**Work instructions:** Lines containing the string "name" are to be counted; report only how many there are.

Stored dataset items
↓↓↓

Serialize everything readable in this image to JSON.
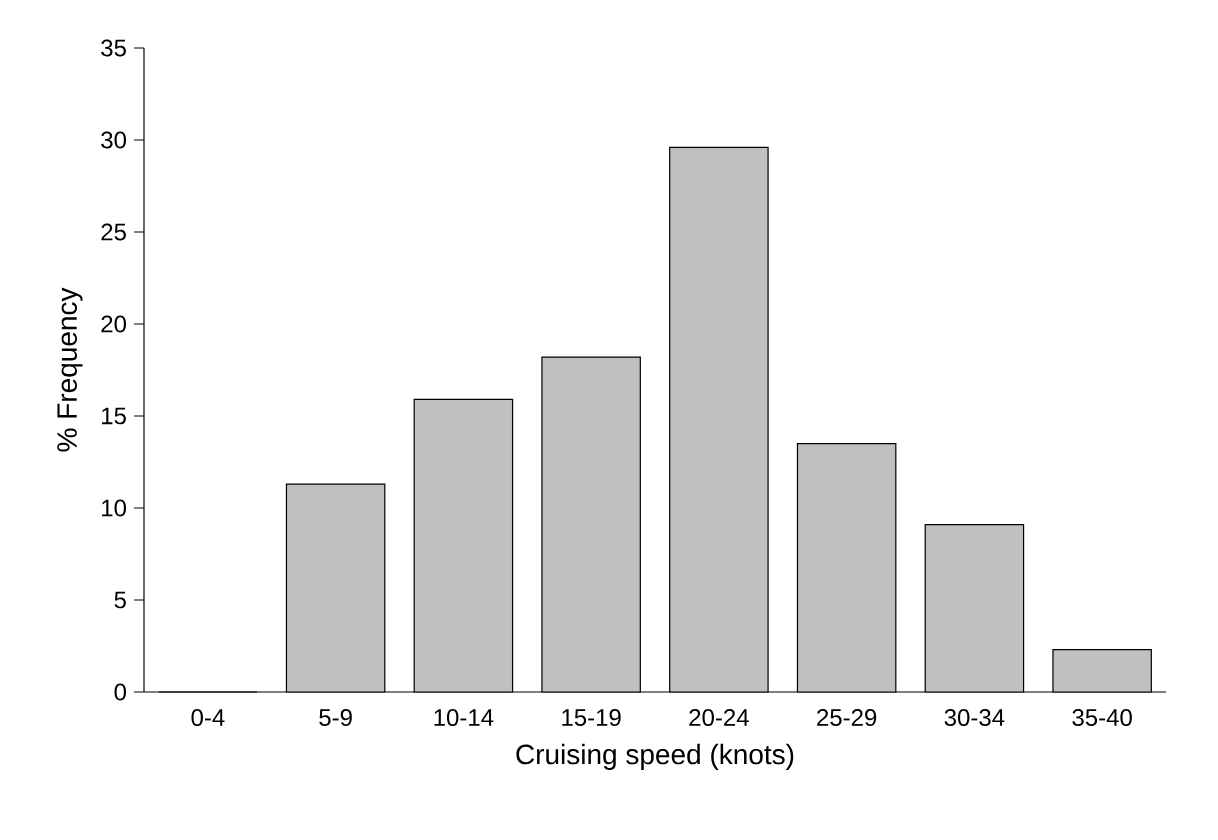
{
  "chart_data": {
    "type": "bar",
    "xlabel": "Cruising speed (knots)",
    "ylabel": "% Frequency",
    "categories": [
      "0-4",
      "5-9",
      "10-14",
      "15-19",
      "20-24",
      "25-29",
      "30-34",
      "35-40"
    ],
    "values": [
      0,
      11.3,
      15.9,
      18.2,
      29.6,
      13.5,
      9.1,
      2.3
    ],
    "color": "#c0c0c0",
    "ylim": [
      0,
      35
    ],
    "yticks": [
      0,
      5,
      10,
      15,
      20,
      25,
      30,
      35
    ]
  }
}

↑↑↑
↓↓↓

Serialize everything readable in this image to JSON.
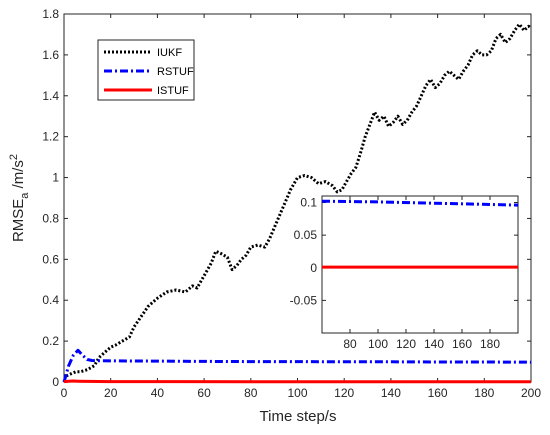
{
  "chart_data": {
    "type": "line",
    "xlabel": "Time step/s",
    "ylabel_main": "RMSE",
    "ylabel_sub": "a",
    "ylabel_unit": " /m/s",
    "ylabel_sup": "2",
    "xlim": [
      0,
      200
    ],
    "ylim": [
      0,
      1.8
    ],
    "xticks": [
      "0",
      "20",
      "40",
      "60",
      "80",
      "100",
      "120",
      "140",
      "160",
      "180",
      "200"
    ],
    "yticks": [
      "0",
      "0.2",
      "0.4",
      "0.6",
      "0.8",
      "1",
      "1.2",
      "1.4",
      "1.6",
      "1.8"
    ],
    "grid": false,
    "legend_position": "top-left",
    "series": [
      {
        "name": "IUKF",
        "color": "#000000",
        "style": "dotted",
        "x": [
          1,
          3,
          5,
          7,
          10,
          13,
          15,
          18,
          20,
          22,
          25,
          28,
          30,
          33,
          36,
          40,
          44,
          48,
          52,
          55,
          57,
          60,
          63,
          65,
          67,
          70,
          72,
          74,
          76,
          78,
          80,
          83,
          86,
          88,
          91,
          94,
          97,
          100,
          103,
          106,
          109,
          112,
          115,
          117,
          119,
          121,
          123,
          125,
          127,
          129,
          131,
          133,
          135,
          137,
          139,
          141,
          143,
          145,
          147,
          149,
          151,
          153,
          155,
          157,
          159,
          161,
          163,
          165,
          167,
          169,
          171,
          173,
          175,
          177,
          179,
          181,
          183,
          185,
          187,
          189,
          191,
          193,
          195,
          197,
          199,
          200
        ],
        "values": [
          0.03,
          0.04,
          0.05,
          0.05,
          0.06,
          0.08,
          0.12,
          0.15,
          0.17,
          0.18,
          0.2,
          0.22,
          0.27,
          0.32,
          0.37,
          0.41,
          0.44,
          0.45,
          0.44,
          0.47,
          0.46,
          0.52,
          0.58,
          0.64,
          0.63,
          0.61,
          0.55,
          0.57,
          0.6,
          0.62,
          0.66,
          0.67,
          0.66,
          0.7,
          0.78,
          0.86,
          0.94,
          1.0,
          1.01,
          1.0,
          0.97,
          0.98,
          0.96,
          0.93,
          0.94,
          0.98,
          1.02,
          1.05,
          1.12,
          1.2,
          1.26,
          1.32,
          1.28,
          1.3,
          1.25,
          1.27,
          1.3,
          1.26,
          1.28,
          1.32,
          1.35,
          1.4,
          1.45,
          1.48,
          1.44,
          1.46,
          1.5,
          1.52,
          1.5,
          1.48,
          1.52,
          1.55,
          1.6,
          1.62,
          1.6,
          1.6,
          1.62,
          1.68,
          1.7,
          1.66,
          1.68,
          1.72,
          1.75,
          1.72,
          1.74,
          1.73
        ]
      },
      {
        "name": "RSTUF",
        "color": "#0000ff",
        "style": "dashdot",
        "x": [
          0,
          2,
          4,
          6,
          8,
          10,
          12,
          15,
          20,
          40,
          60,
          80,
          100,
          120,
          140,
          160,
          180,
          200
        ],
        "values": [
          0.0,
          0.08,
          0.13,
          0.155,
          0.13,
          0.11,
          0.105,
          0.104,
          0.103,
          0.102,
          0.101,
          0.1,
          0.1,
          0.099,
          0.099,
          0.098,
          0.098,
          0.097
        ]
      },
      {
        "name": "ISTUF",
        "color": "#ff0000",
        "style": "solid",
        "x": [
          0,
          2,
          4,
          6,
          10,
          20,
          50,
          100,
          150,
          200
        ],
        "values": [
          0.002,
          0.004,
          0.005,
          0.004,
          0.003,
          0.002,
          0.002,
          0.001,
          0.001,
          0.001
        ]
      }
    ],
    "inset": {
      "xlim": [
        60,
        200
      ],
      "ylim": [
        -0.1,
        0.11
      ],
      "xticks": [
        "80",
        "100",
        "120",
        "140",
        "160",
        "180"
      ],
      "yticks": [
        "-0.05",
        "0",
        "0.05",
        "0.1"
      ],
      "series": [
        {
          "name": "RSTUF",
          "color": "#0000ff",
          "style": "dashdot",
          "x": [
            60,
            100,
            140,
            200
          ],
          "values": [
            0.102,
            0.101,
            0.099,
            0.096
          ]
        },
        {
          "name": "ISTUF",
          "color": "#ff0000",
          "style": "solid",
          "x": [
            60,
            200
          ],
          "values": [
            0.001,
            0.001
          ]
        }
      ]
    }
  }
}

↑↑↑
↓↓↓

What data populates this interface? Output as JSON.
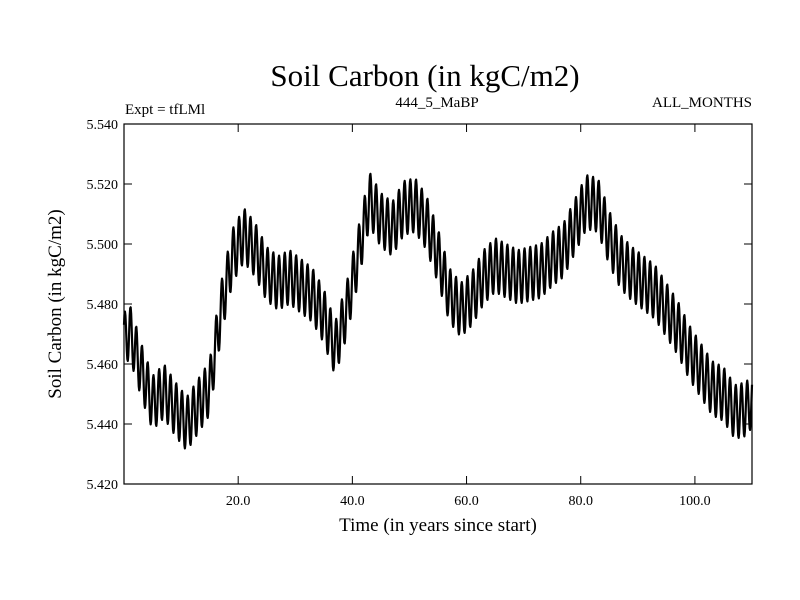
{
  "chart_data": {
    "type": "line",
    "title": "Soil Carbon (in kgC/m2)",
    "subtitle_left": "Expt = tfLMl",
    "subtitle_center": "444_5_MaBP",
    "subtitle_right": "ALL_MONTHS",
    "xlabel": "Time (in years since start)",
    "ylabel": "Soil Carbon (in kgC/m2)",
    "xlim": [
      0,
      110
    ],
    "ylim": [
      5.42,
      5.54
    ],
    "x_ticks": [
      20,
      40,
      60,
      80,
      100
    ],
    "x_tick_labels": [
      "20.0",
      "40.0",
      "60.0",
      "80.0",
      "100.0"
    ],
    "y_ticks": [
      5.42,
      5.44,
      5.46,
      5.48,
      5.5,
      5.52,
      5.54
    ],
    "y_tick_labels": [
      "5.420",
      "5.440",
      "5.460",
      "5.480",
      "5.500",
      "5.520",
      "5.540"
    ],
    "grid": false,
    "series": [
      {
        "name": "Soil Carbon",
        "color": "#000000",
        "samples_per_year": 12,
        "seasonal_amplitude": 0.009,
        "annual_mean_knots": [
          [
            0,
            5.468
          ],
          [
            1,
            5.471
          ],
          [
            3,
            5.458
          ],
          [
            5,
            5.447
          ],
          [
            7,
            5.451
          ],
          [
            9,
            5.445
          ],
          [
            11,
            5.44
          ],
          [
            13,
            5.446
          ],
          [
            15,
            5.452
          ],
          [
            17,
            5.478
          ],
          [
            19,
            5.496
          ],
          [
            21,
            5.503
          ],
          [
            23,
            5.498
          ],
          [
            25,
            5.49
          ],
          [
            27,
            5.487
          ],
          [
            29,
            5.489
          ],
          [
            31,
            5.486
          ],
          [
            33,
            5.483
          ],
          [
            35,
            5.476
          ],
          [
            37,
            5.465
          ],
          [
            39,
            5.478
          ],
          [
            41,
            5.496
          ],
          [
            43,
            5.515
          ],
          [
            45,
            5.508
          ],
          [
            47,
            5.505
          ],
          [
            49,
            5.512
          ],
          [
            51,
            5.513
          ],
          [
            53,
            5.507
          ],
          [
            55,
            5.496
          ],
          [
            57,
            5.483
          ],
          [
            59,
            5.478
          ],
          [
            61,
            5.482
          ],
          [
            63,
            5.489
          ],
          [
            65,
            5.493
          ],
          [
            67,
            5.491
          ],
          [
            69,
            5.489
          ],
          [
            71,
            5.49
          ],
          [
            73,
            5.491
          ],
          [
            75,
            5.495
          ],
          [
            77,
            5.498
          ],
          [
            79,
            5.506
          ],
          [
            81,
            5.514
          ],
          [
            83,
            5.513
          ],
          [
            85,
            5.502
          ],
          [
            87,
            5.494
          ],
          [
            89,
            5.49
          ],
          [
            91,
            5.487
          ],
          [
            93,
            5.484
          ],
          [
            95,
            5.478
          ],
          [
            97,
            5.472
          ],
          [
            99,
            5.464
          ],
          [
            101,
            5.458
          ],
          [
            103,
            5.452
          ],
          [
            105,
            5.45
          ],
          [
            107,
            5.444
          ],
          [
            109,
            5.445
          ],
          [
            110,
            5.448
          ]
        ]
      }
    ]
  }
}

↑↑↑

**Task solution:** 6